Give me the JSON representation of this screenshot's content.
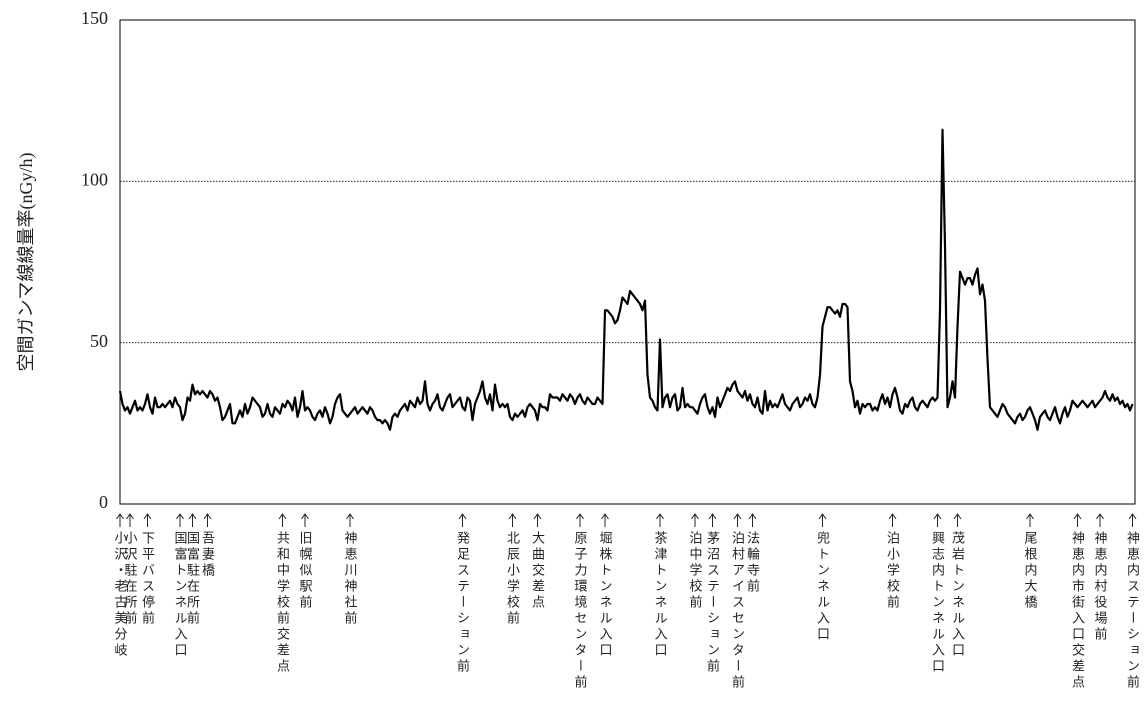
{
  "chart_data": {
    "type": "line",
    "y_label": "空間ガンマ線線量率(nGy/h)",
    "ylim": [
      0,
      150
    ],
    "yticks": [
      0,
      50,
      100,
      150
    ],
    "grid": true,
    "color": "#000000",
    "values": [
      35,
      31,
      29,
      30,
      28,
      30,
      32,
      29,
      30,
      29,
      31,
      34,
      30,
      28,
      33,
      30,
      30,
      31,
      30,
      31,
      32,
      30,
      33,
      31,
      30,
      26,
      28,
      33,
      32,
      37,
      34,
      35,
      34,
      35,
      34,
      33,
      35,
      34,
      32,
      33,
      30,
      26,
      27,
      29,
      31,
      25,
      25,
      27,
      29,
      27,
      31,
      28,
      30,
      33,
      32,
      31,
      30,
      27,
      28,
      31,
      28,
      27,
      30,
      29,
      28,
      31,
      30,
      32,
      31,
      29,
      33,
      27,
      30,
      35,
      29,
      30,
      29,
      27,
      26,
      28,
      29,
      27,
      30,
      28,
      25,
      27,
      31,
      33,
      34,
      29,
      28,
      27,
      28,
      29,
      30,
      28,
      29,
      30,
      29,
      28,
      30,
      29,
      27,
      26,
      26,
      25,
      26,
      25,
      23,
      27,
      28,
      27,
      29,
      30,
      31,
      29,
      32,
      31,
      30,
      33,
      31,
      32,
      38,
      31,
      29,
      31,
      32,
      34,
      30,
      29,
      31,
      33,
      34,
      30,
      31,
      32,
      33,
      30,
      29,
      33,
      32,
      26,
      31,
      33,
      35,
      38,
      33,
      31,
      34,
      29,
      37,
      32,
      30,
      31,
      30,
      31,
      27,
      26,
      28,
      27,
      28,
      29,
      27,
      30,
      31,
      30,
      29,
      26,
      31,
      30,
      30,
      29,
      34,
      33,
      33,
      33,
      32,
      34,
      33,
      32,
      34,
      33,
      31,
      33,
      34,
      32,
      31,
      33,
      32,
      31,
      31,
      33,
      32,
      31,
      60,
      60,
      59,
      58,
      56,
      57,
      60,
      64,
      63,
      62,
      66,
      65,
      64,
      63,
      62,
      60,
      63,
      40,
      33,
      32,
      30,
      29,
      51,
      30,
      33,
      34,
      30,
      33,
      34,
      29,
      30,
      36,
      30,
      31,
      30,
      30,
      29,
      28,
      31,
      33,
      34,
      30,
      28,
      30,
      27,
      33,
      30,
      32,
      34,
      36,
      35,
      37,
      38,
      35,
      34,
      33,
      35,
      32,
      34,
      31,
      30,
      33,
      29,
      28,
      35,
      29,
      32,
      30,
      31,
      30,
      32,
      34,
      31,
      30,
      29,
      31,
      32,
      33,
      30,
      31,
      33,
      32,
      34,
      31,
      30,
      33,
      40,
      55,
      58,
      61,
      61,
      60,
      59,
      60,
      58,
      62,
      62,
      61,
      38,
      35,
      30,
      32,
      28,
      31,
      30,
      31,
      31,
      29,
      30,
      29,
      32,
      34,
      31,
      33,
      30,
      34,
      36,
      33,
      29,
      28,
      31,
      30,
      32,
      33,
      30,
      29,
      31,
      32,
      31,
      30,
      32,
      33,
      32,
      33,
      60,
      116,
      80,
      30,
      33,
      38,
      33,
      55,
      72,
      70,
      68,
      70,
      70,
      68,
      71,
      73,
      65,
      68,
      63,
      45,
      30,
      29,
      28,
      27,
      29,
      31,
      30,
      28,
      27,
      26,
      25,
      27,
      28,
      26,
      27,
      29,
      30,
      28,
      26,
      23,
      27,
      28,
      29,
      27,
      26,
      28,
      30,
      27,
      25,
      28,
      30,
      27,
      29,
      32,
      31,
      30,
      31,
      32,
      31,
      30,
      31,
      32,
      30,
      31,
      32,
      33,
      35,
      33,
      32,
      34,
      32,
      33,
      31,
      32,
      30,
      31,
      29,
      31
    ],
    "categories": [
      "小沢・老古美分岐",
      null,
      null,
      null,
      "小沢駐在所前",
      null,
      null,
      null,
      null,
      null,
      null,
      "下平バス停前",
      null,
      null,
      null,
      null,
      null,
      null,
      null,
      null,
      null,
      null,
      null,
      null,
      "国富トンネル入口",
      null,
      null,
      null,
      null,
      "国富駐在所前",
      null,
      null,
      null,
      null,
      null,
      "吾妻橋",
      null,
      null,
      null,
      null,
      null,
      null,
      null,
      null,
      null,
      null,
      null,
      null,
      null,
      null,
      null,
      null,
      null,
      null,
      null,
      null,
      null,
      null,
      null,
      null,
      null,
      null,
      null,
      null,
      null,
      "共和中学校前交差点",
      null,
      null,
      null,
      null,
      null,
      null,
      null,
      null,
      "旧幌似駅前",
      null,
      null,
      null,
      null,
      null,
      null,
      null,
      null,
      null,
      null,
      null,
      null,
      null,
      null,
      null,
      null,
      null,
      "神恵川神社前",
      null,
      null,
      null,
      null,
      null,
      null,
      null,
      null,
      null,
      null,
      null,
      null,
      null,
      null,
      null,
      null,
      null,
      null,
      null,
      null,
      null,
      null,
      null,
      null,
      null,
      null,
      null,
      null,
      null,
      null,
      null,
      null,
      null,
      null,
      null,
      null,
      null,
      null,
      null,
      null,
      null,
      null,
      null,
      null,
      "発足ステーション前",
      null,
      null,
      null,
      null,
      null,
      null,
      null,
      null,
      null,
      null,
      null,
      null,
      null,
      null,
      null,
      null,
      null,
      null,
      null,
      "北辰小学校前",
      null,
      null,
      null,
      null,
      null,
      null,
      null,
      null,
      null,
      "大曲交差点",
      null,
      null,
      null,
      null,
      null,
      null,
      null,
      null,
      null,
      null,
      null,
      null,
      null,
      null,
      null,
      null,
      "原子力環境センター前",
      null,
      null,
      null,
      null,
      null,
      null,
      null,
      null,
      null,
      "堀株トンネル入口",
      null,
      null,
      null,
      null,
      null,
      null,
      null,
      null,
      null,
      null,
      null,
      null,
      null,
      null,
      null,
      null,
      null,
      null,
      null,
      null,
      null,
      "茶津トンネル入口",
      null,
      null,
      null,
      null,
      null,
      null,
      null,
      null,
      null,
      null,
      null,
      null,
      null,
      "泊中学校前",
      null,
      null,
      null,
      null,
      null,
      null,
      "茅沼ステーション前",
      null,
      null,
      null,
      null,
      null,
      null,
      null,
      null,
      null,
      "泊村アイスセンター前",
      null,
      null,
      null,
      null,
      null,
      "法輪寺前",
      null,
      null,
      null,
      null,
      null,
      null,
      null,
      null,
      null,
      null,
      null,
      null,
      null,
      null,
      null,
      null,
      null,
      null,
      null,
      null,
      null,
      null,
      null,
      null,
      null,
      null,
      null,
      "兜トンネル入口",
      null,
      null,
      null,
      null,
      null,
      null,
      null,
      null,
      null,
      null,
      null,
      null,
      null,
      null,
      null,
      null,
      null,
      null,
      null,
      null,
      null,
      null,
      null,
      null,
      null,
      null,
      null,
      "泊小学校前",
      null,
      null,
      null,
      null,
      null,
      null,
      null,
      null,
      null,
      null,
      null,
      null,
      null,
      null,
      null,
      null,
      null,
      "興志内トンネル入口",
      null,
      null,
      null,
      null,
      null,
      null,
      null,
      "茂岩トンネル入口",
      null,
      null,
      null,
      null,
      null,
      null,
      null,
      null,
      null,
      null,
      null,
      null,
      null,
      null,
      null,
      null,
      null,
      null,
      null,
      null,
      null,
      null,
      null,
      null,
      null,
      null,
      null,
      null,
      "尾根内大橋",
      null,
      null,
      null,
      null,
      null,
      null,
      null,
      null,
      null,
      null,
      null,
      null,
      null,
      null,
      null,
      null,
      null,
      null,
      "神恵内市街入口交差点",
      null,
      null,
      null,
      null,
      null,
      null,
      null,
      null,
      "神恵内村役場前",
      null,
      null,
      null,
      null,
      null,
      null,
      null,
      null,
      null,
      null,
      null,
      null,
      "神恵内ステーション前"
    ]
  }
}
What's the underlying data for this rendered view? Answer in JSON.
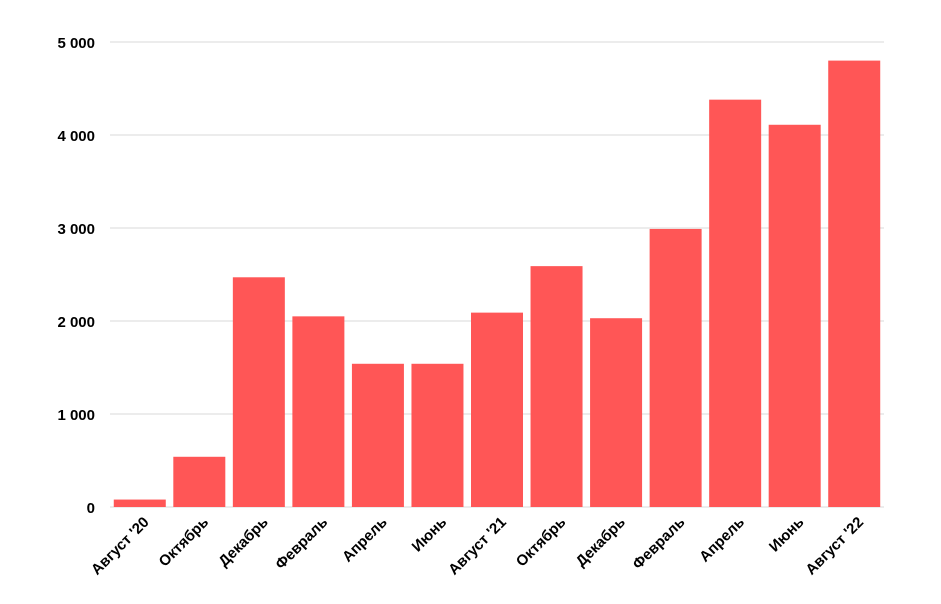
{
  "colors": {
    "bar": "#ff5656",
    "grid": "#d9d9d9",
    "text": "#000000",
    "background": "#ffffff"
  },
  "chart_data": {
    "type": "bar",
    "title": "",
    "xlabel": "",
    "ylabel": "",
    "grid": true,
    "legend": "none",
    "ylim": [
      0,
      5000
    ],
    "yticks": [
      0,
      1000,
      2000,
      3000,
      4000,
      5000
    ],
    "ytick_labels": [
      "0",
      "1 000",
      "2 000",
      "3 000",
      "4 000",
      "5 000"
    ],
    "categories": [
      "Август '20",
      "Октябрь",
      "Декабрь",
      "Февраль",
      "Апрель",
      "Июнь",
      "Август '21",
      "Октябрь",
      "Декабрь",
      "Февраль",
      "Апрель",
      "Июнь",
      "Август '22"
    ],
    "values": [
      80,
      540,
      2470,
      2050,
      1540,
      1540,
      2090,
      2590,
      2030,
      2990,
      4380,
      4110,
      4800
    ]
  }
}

##############################

**What you are asked to do**
Pick out the lines containing the string "this".

**Response to the exercise**
Give me the JSON representation of this screenshot's content.
What's the underlying data for this rendered view? Answer in JSON.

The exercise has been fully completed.